▶ Exercise material:
+---+

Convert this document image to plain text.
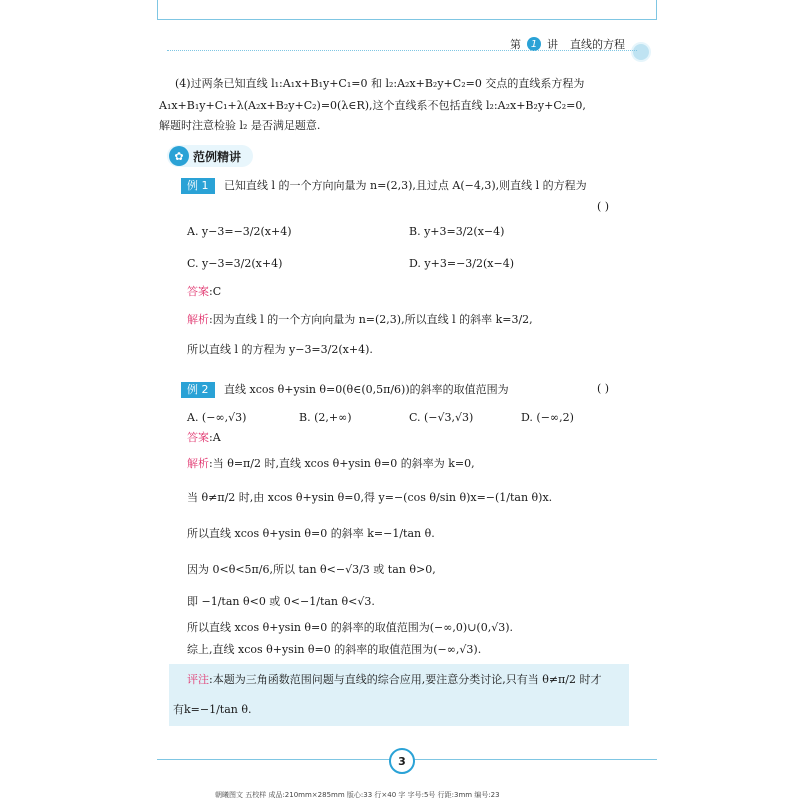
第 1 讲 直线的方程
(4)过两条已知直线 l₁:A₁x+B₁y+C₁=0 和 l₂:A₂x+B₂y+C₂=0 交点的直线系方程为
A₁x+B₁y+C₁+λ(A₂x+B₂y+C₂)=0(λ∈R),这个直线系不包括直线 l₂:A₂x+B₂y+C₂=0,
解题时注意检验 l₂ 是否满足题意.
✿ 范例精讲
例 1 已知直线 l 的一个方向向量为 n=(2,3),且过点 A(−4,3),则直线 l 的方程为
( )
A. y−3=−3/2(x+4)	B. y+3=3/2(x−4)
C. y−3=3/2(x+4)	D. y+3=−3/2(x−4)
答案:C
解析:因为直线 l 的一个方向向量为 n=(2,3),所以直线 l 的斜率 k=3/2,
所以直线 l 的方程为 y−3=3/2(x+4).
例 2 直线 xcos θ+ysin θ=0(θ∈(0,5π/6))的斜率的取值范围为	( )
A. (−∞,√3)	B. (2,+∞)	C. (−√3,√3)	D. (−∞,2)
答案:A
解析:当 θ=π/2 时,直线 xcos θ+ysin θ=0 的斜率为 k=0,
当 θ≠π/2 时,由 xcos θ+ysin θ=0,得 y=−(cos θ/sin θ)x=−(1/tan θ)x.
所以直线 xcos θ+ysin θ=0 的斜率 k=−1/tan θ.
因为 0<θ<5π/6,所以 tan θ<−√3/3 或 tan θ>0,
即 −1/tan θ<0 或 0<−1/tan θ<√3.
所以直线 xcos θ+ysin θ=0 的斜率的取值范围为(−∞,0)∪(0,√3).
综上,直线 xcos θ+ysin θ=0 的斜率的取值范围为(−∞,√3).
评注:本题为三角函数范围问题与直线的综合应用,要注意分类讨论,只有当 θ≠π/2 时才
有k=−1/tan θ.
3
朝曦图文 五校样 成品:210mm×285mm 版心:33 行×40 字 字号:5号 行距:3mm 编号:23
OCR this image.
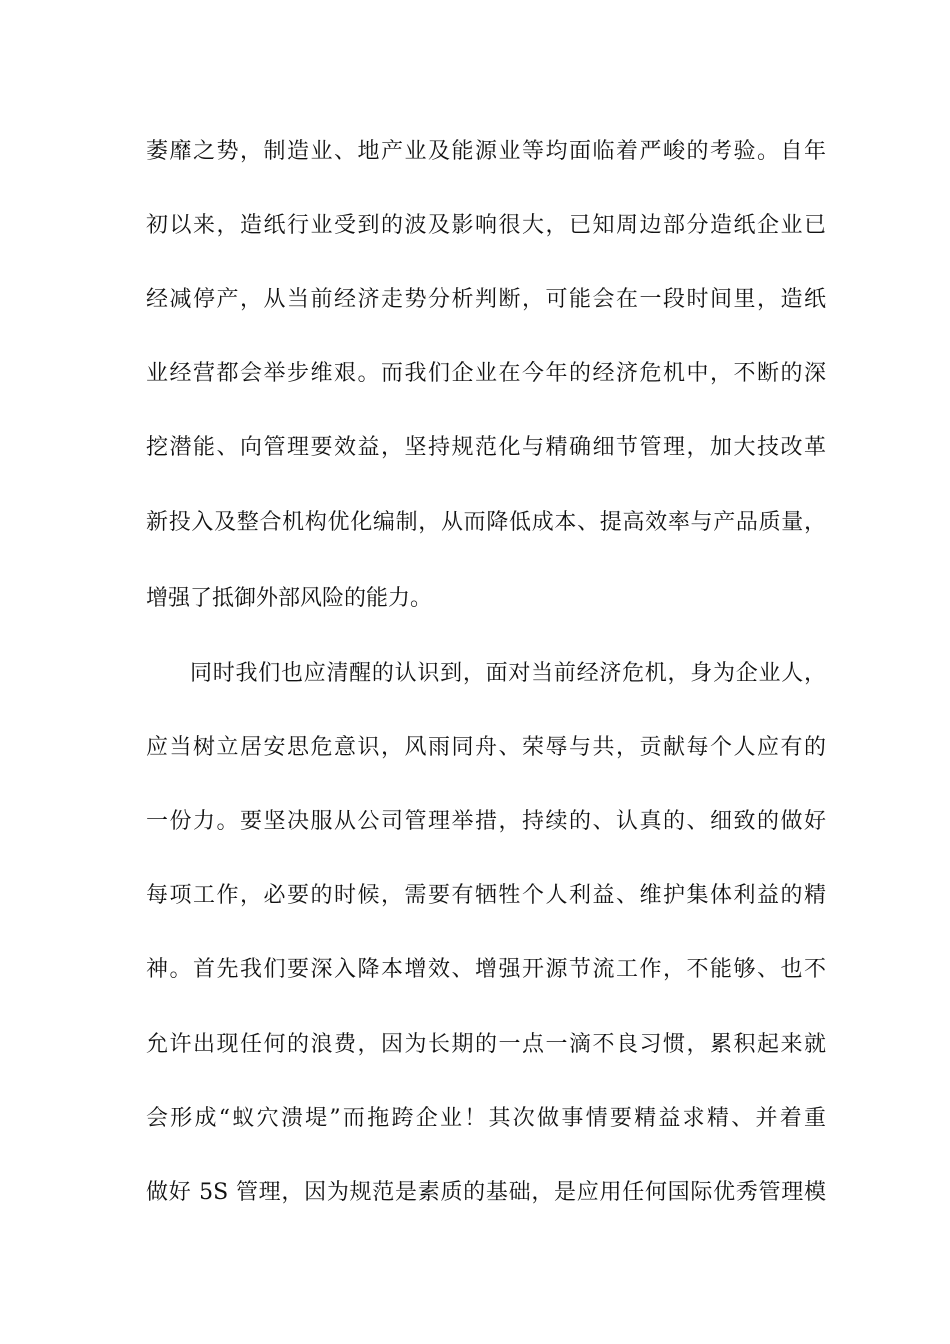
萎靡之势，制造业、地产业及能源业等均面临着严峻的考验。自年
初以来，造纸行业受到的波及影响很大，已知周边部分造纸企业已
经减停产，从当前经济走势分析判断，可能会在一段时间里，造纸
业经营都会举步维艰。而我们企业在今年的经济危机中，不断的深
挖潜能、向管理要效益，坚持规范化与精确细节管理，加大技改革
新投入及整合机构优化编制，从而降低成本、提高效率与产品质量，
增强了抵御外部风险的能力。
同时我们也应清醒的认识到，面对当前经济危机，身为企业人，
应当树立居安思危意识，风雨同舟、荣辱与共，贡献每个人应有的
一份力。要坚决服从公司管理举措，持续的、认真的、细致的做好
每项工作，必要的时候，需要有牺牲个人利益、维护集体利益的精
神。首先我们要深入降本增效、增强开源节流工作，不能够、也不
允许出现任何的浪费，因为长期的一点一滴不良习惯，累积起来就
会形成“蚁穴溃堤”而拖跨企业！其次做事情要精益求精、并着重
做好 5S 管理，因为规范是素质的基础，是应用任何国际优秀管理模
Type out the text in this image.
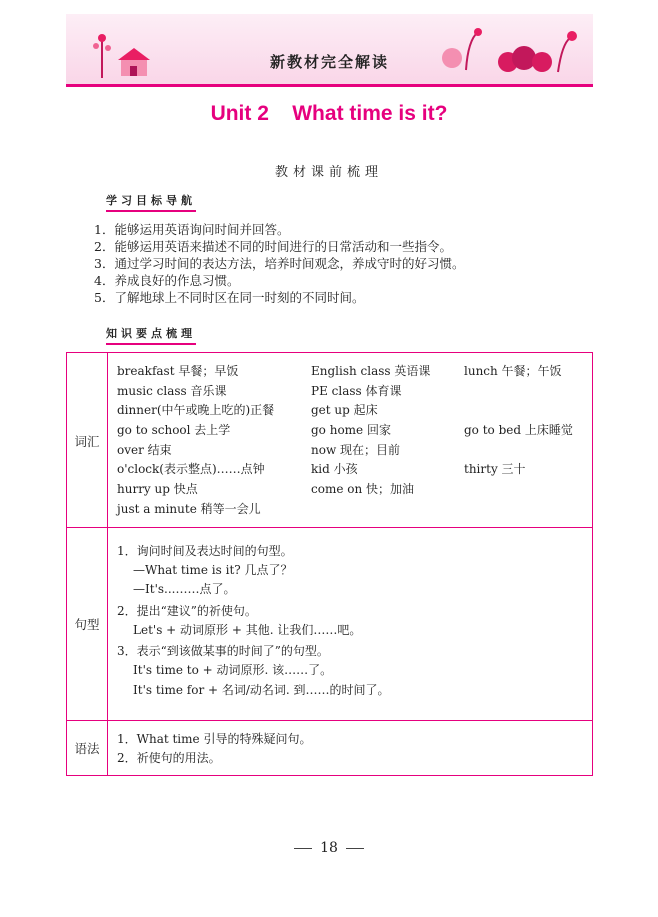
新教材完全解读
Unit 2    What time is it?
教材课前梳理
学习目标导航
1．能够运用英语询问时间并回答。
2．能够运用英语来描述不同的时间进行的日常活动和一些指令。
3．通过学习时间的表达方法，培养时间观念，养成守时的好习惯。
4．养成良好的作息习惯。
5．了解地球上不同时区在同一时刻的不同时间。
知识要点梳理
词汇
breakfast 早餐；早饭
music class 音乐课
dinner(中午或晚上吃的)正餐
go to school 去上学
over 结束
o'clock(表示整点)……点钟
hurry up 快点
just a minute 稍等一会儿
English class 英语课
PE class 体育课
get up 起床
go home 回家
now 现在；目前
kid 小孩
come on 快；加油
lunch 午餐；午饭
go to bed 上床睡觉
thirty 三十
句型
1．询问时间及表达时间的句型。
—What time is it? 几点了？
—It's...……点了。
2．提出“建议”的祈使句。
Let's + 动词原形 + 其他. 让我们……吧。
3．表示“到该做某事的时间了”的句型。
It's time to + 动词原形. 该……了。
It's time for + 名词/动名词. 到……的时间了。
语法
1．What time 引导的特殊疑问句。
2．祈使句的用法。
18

+---+

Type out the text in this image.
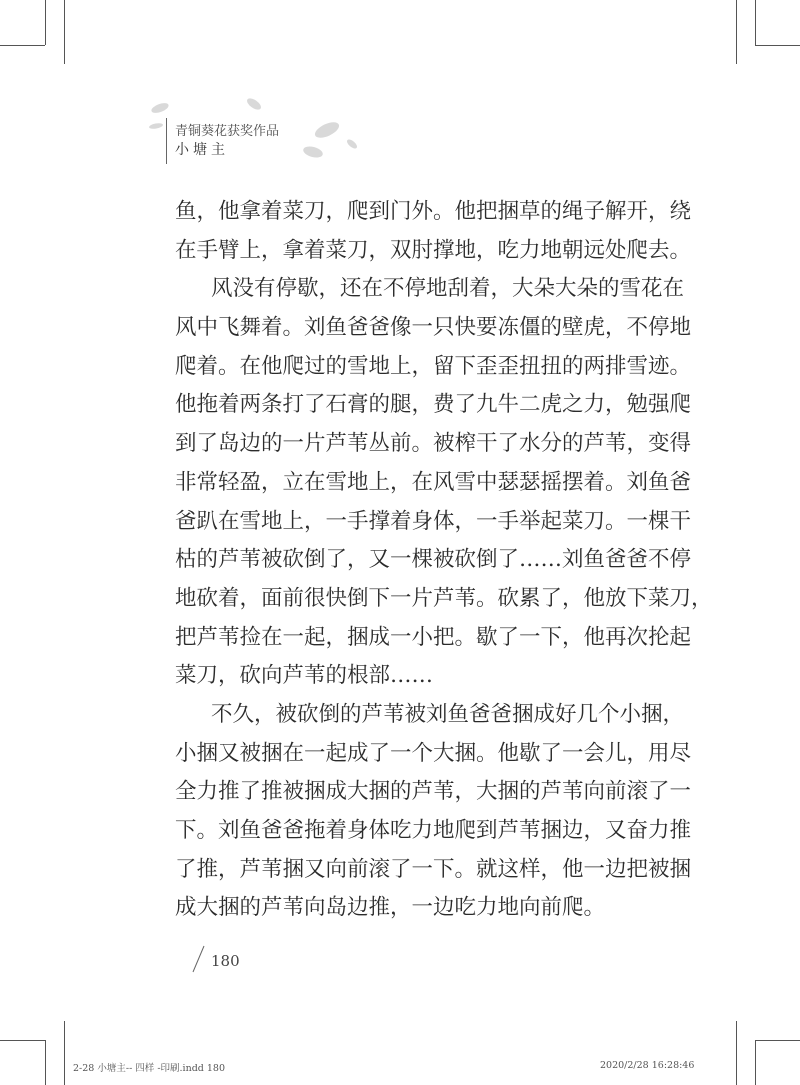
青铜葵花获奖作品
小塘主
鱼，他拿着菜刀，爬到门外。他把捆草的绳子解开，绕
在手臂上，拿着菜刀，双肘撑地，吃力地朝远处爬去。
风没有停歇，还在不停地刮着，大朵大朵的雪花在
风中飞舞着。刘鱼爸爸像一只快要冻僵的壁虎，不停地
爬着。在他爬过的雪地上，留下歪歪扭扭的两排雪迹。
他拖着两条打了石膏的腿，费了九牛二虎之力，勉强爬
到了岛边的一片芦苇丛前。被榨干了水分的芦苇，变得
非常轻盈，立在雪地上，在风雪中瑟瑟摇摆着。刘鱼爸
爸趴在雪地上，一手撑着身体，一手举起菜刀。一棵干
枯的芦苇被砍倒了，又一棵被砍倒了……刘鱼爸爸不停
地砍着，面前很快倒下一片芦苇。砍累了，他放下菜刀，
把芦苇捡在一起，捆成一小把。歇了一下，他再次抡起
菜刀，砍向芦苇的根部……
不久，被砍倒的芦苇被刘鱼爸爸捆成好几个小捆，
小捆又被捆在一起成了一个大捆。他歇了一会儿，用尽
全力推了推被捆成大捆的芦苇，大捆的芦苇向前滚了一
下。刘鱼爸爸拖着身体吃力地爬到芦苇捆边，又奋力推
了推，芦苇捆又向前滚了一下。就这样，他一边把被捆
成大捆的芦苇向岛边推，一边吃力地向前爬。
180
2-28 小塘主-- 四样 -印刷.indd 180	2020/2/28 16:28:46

+---+

▶ What is required:
Report how many lines of the data contain the word "time", using the number alone.

▶ Written solution:
5